# WHAT IS NEEDED:
Without the pictures, set down the records below word for word.

# DATASET RECORDS:
## begin

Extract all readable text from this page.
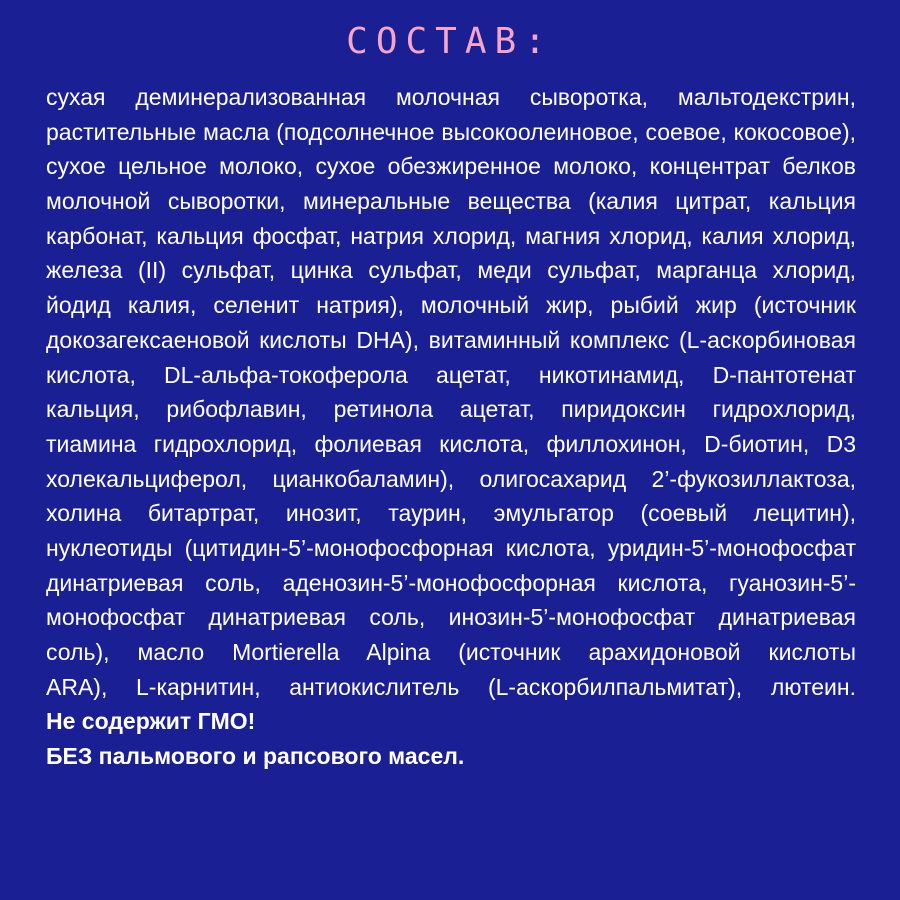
СОСТАВ:
сухая деминерализованная молочная сыворотка, мальтодекстрин,
растительные масла (подсолнечное высокоолеиновое, соевое, кокосовое),
сухое цельное молоко, сухое обезжиренное молоко, концентрат белков
молочной сыворотки, минеральные вещества (калия цитрат, кальция
карбонат, кальция фосфат, натрия хлорид, магния хлорид, калия хлорид,
железа (II) сульфат, цинка сульфат, меди сульфат, марганца хлорид,
йодид калия, селенит натрия), молочный жир, рыбий жир (источник
докозагексаеновой кислоты DHA), витаминный комплекс (L-аскорбиновая
кислота, DL-альфа-токоферола ацетат, никотинамид, D-пантотенат
кальция, рибофлавин, ретинола ацетат, пиридоксин гидрохлорид,
тиамина гидрохлорид, фолиевая кислота, филлохинон, D-биотин, D3
холекальциферол, цианкобаламин), олигосахарид 2’-фукозиллактоза,
холина битартрат, инозит, таурин, эмульгатор (соевый лецитин),
нуклеотиды (цитидин-5’-монофосфорная кислота, уридин-5’-монофосфат
динатриевая соль, аденозин-5’-монофосфорная кислота, гуанозин-5’-
монофосфат динатриевая соль, инозин-5’-монофосфат динатриевая
соль), масло Mortierella Alpina (источник арахидоновой кислоты
ARA), L-карнитин, антиокислитель (L-аскорбилпальмитат), лютеин.
Не содержит ГМО!
БЕЗ пальмового и рапсового масел.
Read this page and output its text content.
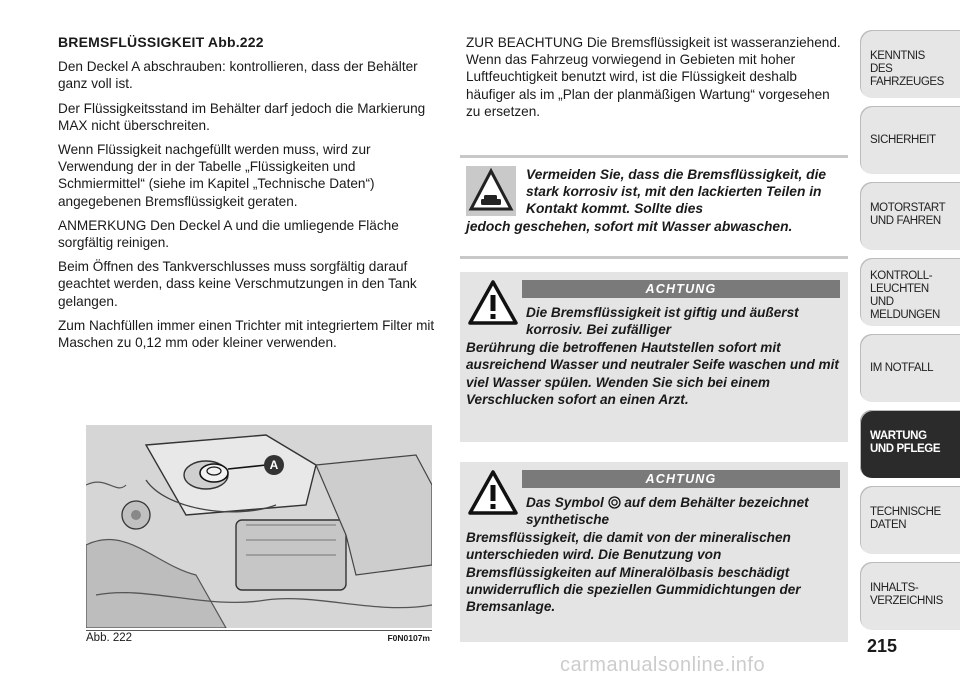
BREMSFLÜSSIGKEIT Abb.222

Den Deckel A abschrauben: kontrollieren, dass der Behälter ganz voll ist.

Der Flüssigkeitsstand im Behälter darf jedoch die Markierung MAX nicht überschreiten.

Wenn Flüssigkeit nachgefüllt werden muss, wird zur Verwendung der in der Tabelle „Flüssigkeiten und Schmiermittel“ (siehe im Kapitel „Technische Daten“) angegebenen Bremsflüssigkeit geraten.

ANMERKUNG Den Deckel A und die umliegende Fläche sorgfältig reinigen.

Beim Öffnen des Tankverschlusses muss sorgfältig darauf geachtet werden, dass keine Verschmutzungen in den Tank gelangen.

Zum Nachfüllen immer einen Trichter mit integriertem Filter mit Maschen zu 0,12 mm oder kleiner verwenden.

ZUR BEACHTUNG Die Bremsflüssigkeit ist wasseranziehend. Wenn das Fahrzeug vorwiegend in Gebieten mit hoher Luftfeuchtigkeit benutzt wird, ist die Flüssigkeit deshalb häufiger als im „Plan der planmäßigen Wartung“ vorgesehen zu ersetzen.

Vermeiden Sie, dass die Bremsflüssigkeit, die stark korrosiv ist, mit den lackierten Teilen in Kontakt kommt. Sollte dies
jedoch geschehen, sofort mit Wasser abwaschen.
ACHTUNG
Die Bremsflüssigkeit ist giftig und äußerst korrosiv. Bei zufälliger
Berührung die betroffenen Hautstellen sofort mit ausreichend Wasser und neutraler Seife waschen und mit viel Wasser spülen. Wenden Sie sich bei einem Verschlucken sofort an einen Arzt.
ACHTUNG
Das Symbol auf dem Behälter bezeichnet synthetische
Bremsflüssigkeit, die damit von der mineralischen unterschieden wird. Die Benutzung von Bremsflüssigkeiten auf Mineralölbasis beschädigt unwiderruflich die speziellen Gummidichtungen der Bremsanlage.
A
Abb. 222	F0N0107m
KENNTNIS
DES FAHRZEUGES
SICHERHEIT
MOTORSTART
UND FAHREN
KONTROLL-
LEUCHTEN
UND MELDUNGEN
IM NOTFALL
WARTUNG
UND PFLEGE
TECHNISCHE
DATEN
INHALTS-
VERZEICHNIS
215
carmanualsonline.info
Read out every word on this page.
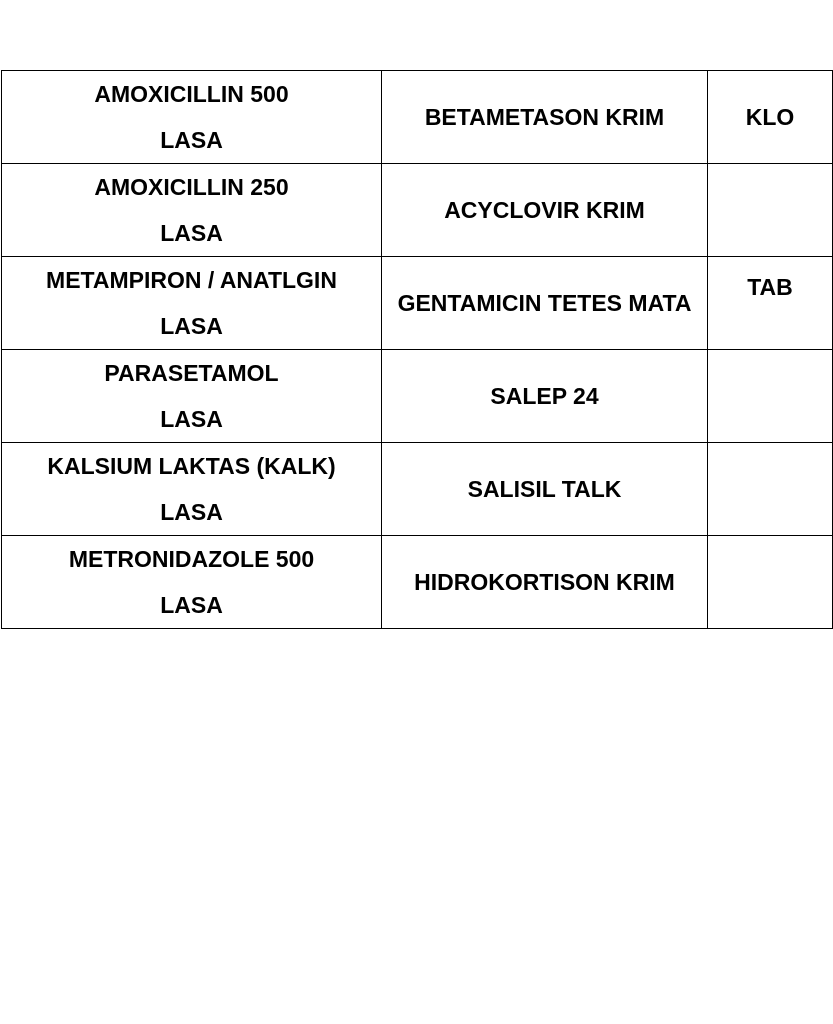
AMOXICILLIN 500
LASA	BETAMETASON KRIM	KLO

AMOXICILLIN 250
LASA	ACYCLOVIR KRIM	

METAMPIRON / ANATLGIN
LASA	GENTAMICIN TETES MATA	TAB

PARASETAMOL
LASA	SALEP 24	

KALSIUM LAKTAS (KALK)
LASA	SALISIL TALK	

METRONIDAZOLE 500
LASA	HIDROKORTISON KRIM	
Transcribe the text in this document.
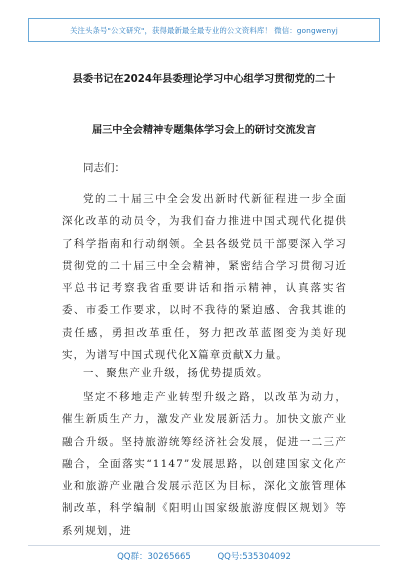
关注头条号"公文研究"，获得最新最全最专业的公文资料库！ 微信：gongwenyj
县委书记在2024年县委理论学习中心组学习贯彻党的二十
届三中全会精神专题集体学习会上的研讨交流发言
同志们：
党的二十届三中全会发出新时代新征程进一步全面深化改革的动员令，为我们奋力推进中国式现代化提供了科学指南和行动纲领。全县各级党员干部要深入学习贯彻党的二十届三中全会精神，紧密结合学习贯彻习近平总书记考察我省重要讲话和指示精神，认真落实省委、市委工作要求，以时不我待的紧迫感、舍我其谁的责任感，勇担改革重任，努力把改革蓝图变为美好现实，为谱写中国式现代化X篇章贡献X力量。
一、聚焦产业升级，扬优势提质效。
坚定不移地走产业转型升级之路，以改革为动力，催生新质生产力，激发产业发展新活力。加快文旅产业融合升级。坚持旅游统筹经济社会发展，促进一二三产融合，全面落实“1147”发展思路，以创建国家文化产业和旅游产业融合发展示范区为目标，深化文旅管理体制改革，科学编制《阳明山国家级旅游度假区规划》等系列规划，进
QQ群：30265665	QQ号:535304092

## end

# IN RESPONSE:
Extract all readable text from this page.
СОСТАВ:
сухая деминерализованная молочная сыворотка, мальтодекстрин,
растительные масла (подсолнечное высокоолеиновое, соевое, кокосовое),
сухое цельное молоко, сухое обезжиренное молоко, концентрат белков
молочной сыворотки, минеральные вещества (калия цитрат, кальция
карбонат, кальция фосфат, натрия хлорид, магния хлорид, калия хлорид,
железа (II) сульфат, цинка сульфат, меди сульфат, марганца хлорид,
йодид калия, селенит натрия), молочный жир, рыбий жир (источник
докозагексаеновой кислоты DHA), витаминный комплекс (L-аскорбиновая
кислота, DL-альфа-токоферола ацетат, никотинамид, D-пантотенат
кальция, рибофлавин, ретинола ацетат, пиридоксин гидрохлорид,
тиамина гидрохлорид, фолиевая кислота, филлохинон, D-биотин, D3
холекальциферол, цианкобаламин), олигосахарид 2’-фукозиллактоза,
холина битартрат, инозит, таурин, эмульгатор (соевый лецитин),
нуклеотиды (цитидин-5’-монофосфорная кислота, уридин-5’-монофосфат
динатриевая соль, аденозин-5’-монофосфорная кислота, гуанозин-5’-
монофосфат динатриевая соль, инозин-5’-монофосфат динатриевая
соль), масло Mortierella Alpina (источник арахидоновой кислоты
ARA), L-карнитин, антиокислитель (L-аскорбилпальмитат), лютеин.
Не содержит ГМО!
БЕЗ пальмового и рапсового масел.
Read this page and output its text content.
BREMSFLÜSSIGKEIT Abb.222

Den Deckel A abschrauben: kontrollieren, dass der Behälter ganz voll ist.

Der Flüssigkeitsstand im Behälter darf jedoch die Markierung MAX nicht überschreiten.

Wenn Flüssigkeit nachgefüllt werden muss, wird zur Verwendung der in der Tabelle „Flüssigkeiten und Schmiermittel“ (siehe im Kapitel „Technische Daten“) angegebenen Bremsflüssigkeit geraten.

ANMERKUNG Den Deckel A und die umliegende Fläche sorgfältig reinigen.

Beim Öffnen des Tankverschlusses muss sorgfältig darauf geachtet werden, dass keine Verschmutzungen in den Tank gelangen.

Zum Nachfüllen immer einen Trichter mit integriertem Filter mit Maschen zu 0,12 mm oder kleiner verwenden.

ZUR BEACHTUNG Die Bremsflüssigkeit ist wasseranziehend. Wenn das Fahrzeug vorwiegend in Gebieten mit hoher Luftfeuchtigkeit benutzt wird, ist die Flüssigkeit deshalb häufiger als im „Plan der planmäßigen Wartung“ vorgesehen zu ersetzen.

Vermeiden Sie, dass die Bremsflüssigkeit, die stark korrosiv ist, mit den lackierten Teilen in Kontakt kommt. Sollte dies
jedoch geschehen, sofort mit Wasser abwaschen.
ACHTUNG
Die Bremsflüssigkeit ist giftig und äußerst korrosiv. Bei zufälliger
Berührung die betroffenen Hautstellen sofort mit ausreichend Wasser und neutraler Seife waschen und mit viel Wasser spülen. Wenden Sie sich bei einem Verschlucken sofort an einen Arzt.
ACHTUNG
Das Symbol auf dem Behälter bezeichnet synthetische
Bremsflüssigkeit, die damit von der mineralischen unterschieden wird. Die Benutzung von Bremsflüssigkeiten auf Mineralölbasis beschädigt unwiderruflich die speziellen Gummidichtungen der Bremsanlage.
A
Abb. 222	F0N0107m
KENNTNIS
DES FAHRZEUGES
SICHERHEIT
MOTORSTART
UND FAHREN
KONTROLL-
LEUCHTEN
UND MELDUNGEN
IM NOTFALL
WARTUNG
UND PFLEGE
TECHNISCHE
DATEN
INHALTS-
VERZEICHNIS
215
carmanualsonline.info
Read out every word on this page.
AMOXICILLIN 500
LASA	BETAMETASON KRIM	KLO

AMOXICILLIN 250
LASA	ACYCLOVIR KRIM	

METAMPIRON / ANATLGIN
LASA	GENTAMICIN TETES MATA	TAB

PARASETAMOL
LASA	SALEP 24	

KALSIUM LAKTAS (KALK)
LASA	SALISIL TALK	

METRONIDAZOLE 500
LASA	HIDROKORTISON KRIM	
Transcribe the text in this document.
关注头条号"公文研究"，获得最新最全最专业的公文资料库！ 微信：gongwenyj
县委书记在2024年县委理论学习中心组学习贯彻党的二十
届三中全会精神专题集体学习会上的研讨交流发言
同志们：
党的二十届三中全会发出新时代新征程进一步全面深化改革的动员令，为我们奋力推进中国式现代化提供了科学指南和行动纲领。全县各级党员干部要深入学习贯彻党的二十届三中全会精神，紧密结合学习贯彻习近平总书记考察我省重要讲话和指示精神，认真落实省委、市委工作要求，以时不我待的紧迫感、舍我其谁的责任感，勇担改革重任，努力把改革蓝图变为美好现实，为谱写中国式现代化X篇章贡献X力量。
一、聚焦产业升级，扬优势提质效。
坚定不移地走产业转型升级之路，以改革为动力，催生新质生产力，激发产业发展新活力。加快文旅产业融合升级。坚持旅游统筹经济社会发展，促进一二三产融合，全面落实“1147”发展思路，以创建国家文化产业和旅游产业融合发展示范区为目标，深化文旅管理体制改革，科学编制《阳明山国家级旅游度假区规划》等系列规划，进
QQ群：30265665	QQ号:535304092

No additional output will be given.